**WHAT IS EXPECTED:**
Transcribe all of the material exactly, except for its pictures.

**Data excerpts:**

☆ ☆ ☆ ☆ ☆

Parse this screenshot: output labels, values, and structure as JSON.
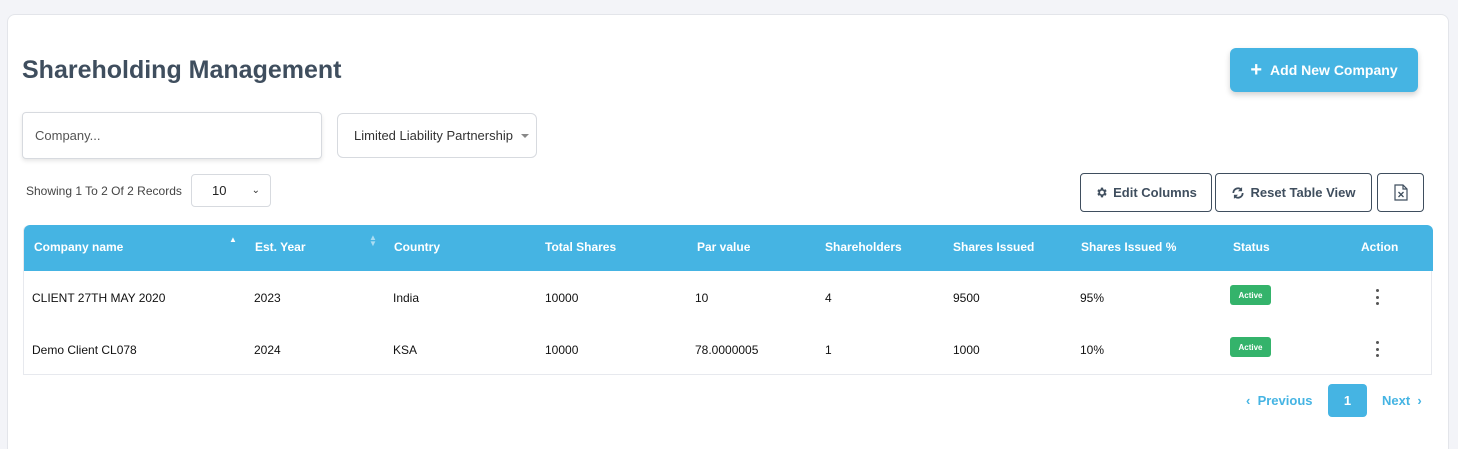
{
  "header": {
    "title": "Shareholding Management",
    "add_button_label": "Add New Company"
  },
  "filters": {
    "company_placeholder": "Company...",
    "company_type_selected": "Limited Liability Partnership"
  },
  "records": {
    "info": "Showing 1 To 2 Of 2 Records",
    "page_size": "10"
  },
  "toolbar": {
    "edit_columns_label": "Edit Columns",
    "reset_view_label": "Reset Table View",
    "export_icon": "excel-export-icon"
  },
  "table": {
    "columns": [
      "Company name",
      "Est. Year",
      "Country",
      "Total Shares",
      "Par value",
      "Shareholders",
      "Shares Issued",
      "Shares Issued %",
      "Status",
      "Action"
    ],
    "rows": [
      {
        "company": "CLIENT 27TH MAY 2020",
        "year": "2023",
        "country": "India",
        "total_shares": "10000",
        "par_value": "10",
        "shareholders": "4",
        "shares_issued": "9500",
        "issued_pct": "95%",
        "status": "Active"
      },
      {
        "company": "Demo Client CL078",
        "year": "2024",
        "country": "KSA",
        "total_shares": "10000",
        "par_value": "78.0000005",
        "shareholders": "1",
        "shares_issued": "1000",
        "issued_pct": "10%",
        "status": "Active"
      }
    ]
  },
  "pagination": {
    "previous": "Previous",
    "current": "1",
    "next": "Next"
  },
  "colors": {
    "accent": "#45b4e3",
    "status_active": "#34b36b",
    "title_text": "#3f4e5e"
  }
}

☆ ☆ ☆ ☆ ☆

**COMPLETED EXERCISE:**
Parse this screenshot: output labels, values, and structure as JSON.
{
  "header": {
    "title": "Shareholding Management",
    "add_button_label": "Add New Company"
  },
  "filters": {
    "company_placeholder": "Company...",
    "company_type_selected": "Limited Liability Partnership"
  },
  "records": {
    "info": "Showing 1 To 2 Of 2 Records",
    "page_size": "10"
  },
  "toolbar": {
    "edit_columns_label": "Edit Columns",
    "reset_view_label": "Reset Table View",
    "export_icon": "excel-export-icon"
  },
  "table": {
    "columns": [
      "Company name",
      "Est. Year",
      "Country",
      "Total Shares",
      "Par value",
      "Shareholders",
      "Shares Issued",
      "Shares Issued %",
      "Status",
      "Action"
    ],
    "rows": [
      {
        "company": "CLIENT 27TH MAY 2020",
        "year": "2023",
        "country": "India",
        "total_shares": "10000",
        "par_value": "10",
        "shareholders": "4",
        "shares_issued": "9500",
        "issued_pct": "95%",
        "status": "Active"
      },
      {
        "company": "Demo Client CL078",
        "year": "2024",
        "country": "KSA",
        "total_shares": "10000",
        "par_value": "78.0000005",
        "shareholders": "1",
        "shares_issued": "1000",
        "issued_pct": "10%",
        "status": "Active"
      }
    ]
  },
  "pagination": {
    "previous": "Previous",
    "current": "1",
    "next": "Next"
  },
  "colors": {
    "accent": "#45b4e3",
    "status_active": "#34b36b",
    "title_text": "#3f4e5e"
  }
}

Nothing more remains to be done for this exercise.